Task prompt:
Exactly as written, retype the listing below, omitting the pictures.
── Records for the task
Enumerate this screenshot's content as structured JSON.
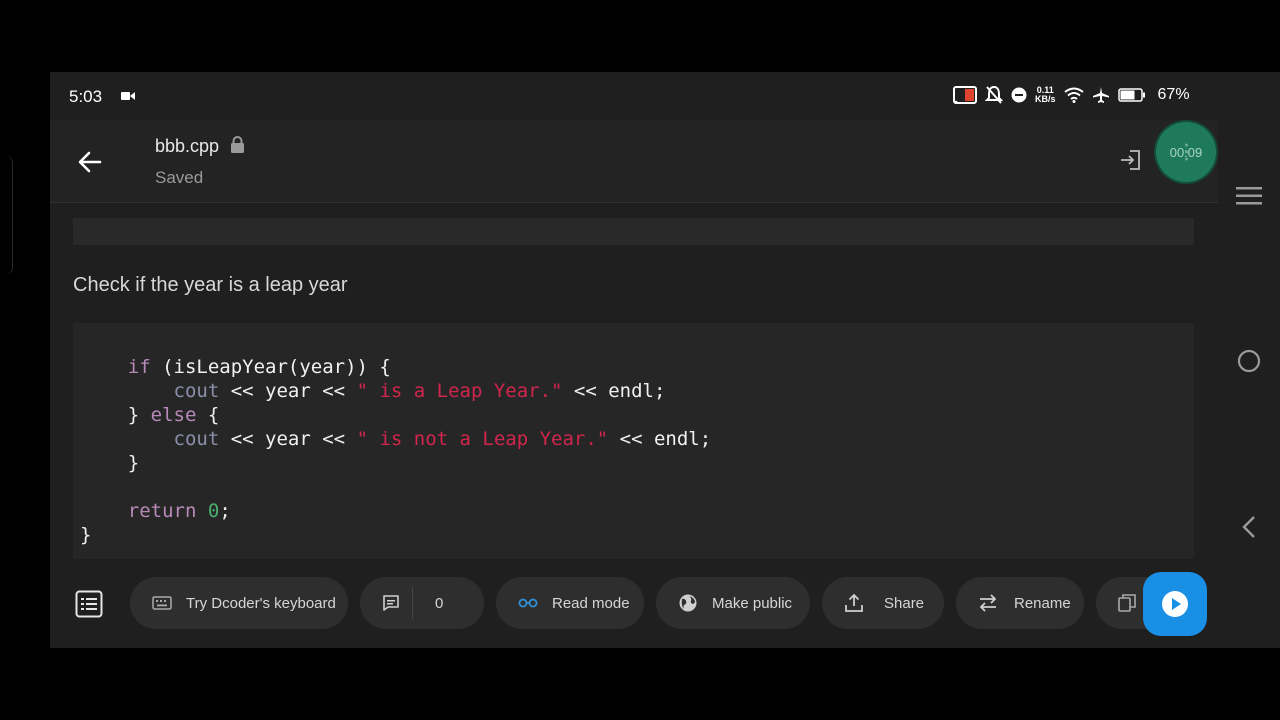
{
  "status_bar": {
    "time": "5:03",
    "net_speed_value": "0.11",
    "net_speed_unit": "KB/s",
    "battery": "67%"
  },
  "header": {
    "file_name": "bbb.cpp",
    "save_status": "Saved",
    "timer": "00:09"
  },
  "content": {
    "heading": "Check if the year is a leap year"
  },
  "toolbar": {
    "keyboard_label": "Try Dcoder's keyboard",
    "comments_count": "0",
    "read_mode_label": "Read mode",
    "make_public_label": "Make public",
    "share_label": "Share",
    "rename_label": "Rename"
  },
  "colors": {
    "background": "#1f1f1f",
    "code_background": "#262626",
    "keyword": "#b88ab8",
    "string": "#d0254c",
    "number": "#4cae6e",
    "accent_blue": "#1a8fe6",
    "timer_green": "#1e7a5b"
  }
}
────
Written response:
Enumerate this screenshot's content as structured JSON.
{
  "status_bar": {
    "time": "5:03",
    "net_speed_value": "0.11",
    "net_speed_unit": "KB/s",
    "battery": "67%"
  },
  "header": {
    "file_name": "bbb.cpp",
    "save_status": "Saved",
    "timer": "00:09"
  },
  "content": {
    "heading": "Check if the year is a leap year"
  },
  "toolbar": {
    "keyboard_label": "Try Dcoder's keyboard",
    "comments_count": "0",
    "read_mode_label": "Read mode",
    "make_public_label": "Make public",
    "share_label": "Share",
    "rename_label": "Rename"
  },
  "colors": {
    "background": "#1f1f1f",
    "code_background": "#262626",
    "keyword": "#b88ab8",
    "string": "#d0254c",
    "number": "#4cae6e",
    "accent_blue": "#1a8fe6",
    "timer_green": "#1e7a5b"
  }
}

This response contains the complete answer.